Find every line in the records that holds the string "Örebro". Copy each one.

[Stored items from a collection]
┄┄┄┄┄┄
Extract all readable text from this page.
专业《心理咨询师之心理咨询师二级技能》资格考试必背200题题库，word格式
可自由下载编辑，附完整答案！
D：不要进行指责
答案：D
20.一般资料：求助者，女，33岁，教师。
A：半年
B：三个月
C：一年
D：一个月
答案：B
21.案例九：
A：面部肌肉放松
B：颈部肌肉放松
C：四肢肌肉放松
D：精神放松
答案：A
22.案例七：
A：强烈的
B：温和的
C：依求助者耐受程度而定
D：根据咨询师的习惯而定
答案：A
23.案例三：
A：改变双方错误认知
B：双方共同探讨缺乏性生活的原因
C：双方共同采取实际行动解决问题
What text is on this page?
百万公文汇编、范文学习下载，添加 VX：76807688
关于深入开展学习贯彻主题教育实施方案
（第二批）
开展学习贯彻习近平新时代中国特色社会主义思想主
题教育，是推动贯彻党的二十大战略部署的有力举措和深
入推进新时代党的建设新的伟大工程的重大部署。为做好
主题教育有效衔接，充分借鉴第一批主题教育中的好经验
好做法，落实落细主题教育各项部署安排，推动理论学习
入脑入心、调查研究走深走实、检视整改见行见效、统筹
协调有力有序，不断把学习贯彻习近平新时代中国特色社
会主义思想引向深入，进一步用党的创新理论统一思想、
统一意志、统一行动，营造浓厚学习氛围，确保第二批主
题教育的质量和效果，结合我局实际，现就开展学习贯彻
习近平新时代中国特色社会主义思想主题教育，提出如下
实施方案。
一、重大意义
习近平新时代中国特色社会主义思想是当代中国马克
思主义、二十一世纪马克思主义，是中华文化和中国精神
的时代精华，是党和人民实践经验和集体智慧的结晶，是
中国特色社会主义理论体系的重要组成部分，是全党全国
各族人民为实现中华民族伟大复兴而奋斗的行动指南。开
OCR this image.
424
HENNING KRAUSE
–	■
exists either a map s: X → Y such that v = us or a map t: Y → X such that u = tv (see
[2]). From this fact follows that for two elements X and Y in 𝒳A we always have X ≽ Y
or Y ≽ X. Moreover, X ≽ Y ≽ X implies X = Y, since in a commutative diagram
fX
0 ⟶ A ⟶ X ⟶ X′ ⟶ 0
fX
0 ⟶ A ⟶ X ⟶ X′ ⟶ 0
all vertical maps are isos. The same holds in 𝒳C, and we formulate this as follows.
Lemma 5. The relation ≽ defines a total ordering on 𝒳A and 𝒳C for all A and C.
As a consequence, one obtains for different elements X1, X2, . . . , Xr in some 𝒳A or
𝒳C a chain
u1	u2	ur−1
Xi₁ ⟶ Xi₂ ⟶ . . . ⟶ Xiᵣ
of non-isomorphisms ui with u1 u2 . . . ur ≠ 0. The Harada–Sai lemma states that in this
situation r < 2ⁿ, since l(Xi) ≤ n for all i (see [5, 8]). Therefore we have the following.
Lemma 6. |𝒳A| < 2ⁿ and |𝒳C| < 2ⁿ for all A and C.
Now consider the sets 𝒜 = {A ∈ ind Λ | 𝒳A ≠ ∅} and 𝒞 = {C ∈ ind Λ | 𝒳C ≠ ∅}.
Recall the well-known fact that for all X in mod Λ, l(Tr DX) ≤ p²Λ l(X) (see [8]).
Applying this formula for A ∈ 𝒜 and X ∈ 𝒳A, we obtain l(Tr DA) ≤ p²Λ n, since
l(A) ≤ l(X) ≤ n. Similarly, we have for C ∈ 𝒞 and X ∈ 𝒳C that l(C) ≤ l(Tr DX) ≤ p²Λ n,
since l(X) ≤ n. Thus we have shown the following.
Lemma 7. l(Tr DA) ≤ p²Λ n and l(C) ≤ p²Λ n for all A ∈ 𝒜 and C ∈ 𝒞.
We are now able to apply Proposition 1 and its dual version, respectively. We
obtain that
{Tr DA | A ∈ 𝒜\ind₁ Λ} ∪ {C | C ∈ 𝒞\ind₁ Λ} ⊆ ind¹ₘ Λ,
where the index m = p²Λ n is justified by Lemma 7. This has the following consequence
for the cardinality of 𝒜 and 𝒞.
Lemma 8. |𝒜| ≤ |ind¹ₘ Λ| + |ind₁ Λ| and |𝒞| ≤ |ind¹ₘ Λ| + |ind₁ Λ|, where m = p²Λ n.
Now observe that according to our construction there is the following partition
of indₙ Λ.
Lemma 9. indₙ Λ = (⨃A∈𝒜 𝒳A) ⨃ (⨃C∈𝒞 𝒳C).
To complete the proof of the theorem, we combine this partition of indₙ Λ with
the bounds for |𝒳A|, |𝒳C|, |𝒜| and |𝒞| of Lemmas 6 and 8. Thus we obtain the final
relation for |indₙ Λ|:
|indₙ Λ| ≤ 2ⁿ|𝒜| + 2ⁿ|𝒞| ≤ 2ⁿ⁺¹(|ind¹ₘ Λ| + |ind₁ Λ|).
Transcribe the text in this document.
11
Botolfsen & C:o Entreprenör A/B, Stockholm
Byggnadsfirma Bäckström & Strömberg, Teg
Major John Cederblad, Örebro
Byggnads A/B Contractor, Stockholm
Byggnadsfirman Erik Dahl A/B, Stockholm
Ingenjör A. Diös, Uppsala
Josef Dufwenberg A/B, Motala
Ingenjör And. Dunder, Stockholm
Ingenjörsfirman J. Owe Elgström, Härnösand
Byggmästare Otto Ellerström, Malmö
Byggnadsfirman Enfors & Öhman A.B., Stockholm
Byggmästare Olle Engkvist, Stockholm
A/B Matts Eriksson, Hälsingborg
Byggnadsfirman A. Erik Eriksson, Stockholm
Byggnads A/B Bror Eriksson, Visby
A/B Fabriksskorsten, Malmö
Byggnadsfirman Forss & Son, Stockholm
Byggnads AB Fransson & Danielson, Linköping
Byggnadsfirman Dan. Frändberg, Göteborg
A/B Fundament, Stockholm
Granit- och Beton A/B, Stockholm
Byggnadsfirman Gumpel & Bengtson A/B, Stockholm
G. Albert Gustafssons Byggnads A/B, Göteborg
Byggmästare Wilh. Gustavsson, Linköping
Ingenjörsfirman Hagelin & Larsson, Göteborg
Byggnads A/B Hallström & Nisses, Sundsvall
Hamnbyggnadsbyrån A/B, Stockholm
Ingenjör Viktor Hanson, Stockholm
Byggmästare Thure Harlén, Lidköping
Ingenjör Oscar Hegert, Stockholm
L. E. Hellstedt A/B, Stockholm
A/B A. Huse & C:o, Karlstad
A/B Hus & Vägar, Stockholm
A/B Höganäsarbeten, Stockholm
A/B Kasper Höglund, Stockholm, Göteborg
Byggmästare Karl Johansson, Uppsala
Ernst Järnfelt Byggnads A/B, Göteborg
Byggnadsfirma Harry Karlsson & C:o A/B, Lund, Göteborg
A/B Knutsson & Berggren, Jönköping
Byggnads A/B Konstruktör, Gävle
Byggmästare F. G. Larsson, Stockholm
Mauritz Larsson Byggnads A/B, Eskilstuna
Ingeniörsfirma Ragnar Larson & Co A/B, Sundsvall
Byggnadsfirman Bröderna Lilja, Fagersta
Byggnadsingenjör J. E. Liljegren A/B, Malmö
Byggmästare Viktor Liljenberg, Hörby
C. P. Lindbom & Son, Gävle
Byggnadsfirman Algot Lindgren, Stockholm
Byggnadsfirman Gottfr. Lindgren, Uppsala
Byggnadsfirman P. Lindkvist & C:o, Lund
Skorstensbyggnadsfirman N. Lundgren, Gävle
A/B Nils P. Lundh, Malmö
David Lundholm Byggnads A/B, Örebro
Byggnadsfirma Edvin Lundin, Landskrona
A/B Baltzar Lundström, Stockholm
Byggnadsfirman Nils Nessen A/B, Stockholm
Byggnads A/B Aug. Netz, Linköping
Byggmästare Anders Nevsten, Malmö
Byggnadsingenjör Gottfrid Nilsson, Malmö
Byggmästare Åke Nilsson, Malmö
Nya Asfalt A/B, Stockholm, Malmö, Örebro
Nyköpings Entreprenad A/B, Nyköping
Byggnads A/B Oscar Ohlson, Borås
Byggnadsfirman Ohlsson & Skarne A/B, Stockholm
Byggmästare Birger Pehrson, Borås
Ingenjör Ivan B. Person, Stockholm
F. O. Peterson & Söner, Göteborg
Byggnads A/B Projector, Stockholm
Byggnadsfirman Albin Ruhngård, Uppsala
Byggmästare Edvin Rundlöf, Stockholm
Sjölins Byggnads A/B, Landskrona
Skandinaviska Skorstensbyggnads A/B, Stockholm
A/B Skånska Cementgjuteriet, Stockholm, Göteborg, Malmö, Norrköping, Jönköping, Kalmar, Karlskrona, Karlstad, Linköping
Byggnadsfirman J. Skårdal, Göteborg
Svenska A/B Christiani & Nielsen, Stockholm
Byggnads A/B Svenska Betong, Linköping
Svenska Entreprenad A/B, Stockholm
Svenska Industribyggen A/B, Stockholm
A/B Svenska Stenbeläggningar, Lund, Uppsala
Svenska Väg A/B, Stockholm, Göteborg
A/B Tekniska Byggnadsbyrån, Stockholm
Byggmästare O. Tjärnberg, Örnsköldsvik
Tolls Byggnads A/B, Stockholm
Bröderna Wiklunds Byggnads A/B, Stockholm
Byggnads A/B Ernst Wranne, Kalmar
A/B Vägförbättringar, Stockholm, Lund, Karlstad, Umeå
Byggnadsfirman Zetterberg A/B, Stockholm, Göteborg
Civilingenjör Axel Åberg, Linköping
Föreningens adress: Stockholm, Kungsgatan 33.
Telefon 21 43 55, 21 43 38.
┄┄┄┄┄┄
- ANSWER BELOW -
Major John Cederblad, Örebro
David Lundholm Byggnads A/B, Örebro
Nya Asfalt A/B, Stockholm, Malmö, Örebro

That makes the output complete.